The history of utilities cannot be understood without the telecommunication networks and services supporting their operations. The future of utilities with Smart Grid will reinforce this reality.
1.5 Challenges of the Smart Grid in Connection with Telecommunications
There are some Smart Grid challenges tightly connected to the use of telecommunications technologies and services. They can be grouped in two broad categories Customer Engagement and Grid Control.
1.5.1 Customer Engagement Challenges
The Consumption Point is now transformed into a customer, with changing needs and capabilities, in contrast to its view as a plain electricity service subscriber. It is important not only that, as a customer, it demands a quality service but also that the customer has a potential to contribute to the electric power system in various forms.
1.5.1.1 Customers as Smart Electricity Consumers
The customer is the entity driving the consumption patterns and electricity demands that, when aggregated across all the different types of customers (residential, industrial, etc.), define the power system load curve (see Figure 1.7).
The major concern of electric power system operators, apart from the hourly consumption prediction to manage generation sources in real time, is the general reduction of the curve peaks, and the possibility to control the load (consumption) at the moments where the system may not be prepared to cope with it.
If the consumption pattern can be influenced, the total electricity demand can be flattened, while keeping total energy consumed the same. This effect implies that the system does not need to be dimensioned to cope with the worst‐case condition of electricity demand. On the other hand, the system operator needs to have tools available to control the loads present in the network (i.e., to be capable of reducing the number of them connected or, to curtail their consumption) in a near‐real‐time manner.

--------------------------------

| Required actions |
1. In the passage on Smart Grid customer engagement, why would operators want to flatten total electricity demand? Answer in one to three sentences.
2. Carry on the passage about Smart Grid customer engagement, starting after its final sentence.

| Collected material |
--------------------------------

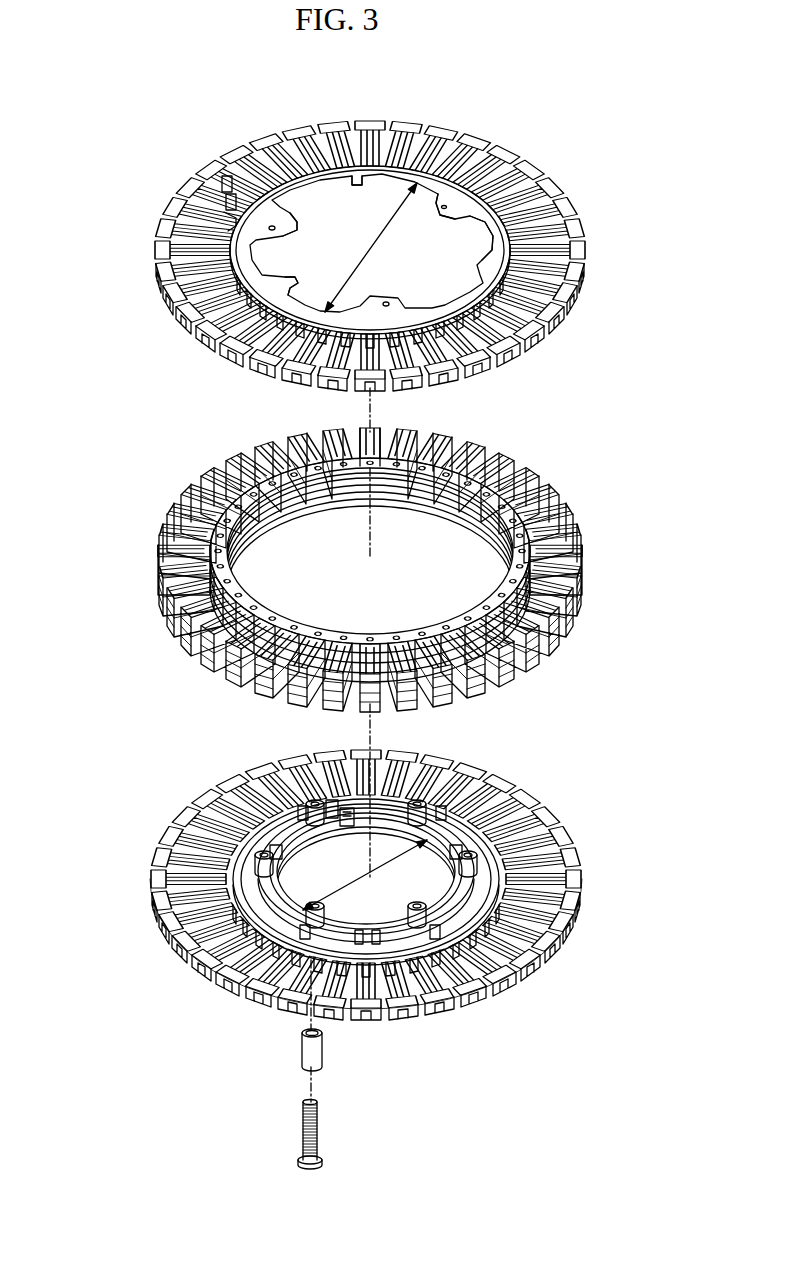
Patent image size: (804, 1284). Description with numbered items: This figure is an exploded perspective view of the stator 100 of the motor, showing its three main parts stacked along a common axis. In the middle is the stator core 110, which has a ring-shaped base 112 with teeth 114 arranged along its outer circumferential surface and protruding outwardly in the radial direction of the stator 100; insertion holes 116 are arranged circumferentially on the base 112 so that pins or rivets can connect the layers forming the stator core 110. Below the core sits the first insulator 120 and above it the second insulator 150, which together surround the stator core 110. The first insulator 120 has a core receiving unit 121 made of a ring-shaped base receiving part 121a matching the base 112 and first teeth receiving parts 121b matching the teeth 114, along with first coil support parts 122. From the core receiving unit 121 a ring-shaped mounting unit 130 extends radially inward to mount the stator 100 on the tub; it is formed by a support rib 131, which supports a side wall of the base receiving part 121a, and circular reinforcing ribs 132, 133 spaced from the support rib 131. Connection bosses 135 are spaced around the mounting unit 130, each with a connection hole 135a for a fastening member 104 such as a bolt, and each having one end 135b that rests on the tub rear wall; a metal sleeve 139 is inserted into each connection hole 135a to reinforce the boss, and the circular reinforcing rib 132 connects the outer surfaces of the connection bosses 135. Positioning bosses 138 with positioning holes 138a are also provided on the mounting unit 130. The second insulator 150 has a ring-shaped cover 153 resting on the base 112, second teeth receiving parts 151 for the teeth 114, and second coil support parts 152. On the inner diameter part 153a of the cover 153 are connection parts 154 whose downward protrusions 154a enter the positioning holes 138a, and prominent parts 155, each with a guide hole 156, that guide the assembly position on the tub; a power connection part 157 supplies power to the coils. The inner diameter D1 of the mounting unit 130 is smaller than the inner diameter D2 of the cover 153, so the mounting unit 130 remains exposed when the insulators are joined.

--------------------------------

| Outputs for the tasks |
1. Flattening demand keeps total energy consumed the same but lowers the peaks of the load curve. As a result, the power system does not need to be dimensioned to cope with the worst-case condition of electricity demand.

2.
The customer needs to be convinced of taking a more active role to yield part of his freedom to consume to the system operator (for a certain incentive), for the system to be optimized. To favor such involvement, customers need to be aware of the offered possibilities, and this is when they need to perceive the usefulness of their contribution and need to have easy‐to‐use access to the mechanism that enable this participation in the system. Customers will then only be convinced if they are able to easily see the result of their effort, and, if this effort is not cumbersome and facilitated by the utility through the use of processes and tools.
Figure 1.7 Sample weekly aggregated electricity demand curve. Consumption in the Spanish peninsula.
Source: Real‐time Spanish Electricity Demand [38].
DSM is the key concept to get the customer to participate in the electric power system. DSM includes all the activities performed by the utilities to “influence” the customer demand to balance instantaneous grid electricity supply with the demand. DSM groups together a set of activities including pure energy efficiency initiatives, where Demand Response (DR) is the most important one (see Chapter 5).
1.5.1.2 Customers as Energy Generators
Customers have now a set of technologies (DER [39]) that allow them to participate as an agent that has the possibility of producing part of the energy they need, and even help the grid, making any excess of generation available for the system.
There are multiple DER elements, including DG but also Energy Storage (ES), and not forgetting Electric Vehicles (EVs), that play a role for the system (positive, as “batteries on wheels”; challenging, as “moving loads”) further than their direct environmental impact (reduction in fossil energy sources consumption).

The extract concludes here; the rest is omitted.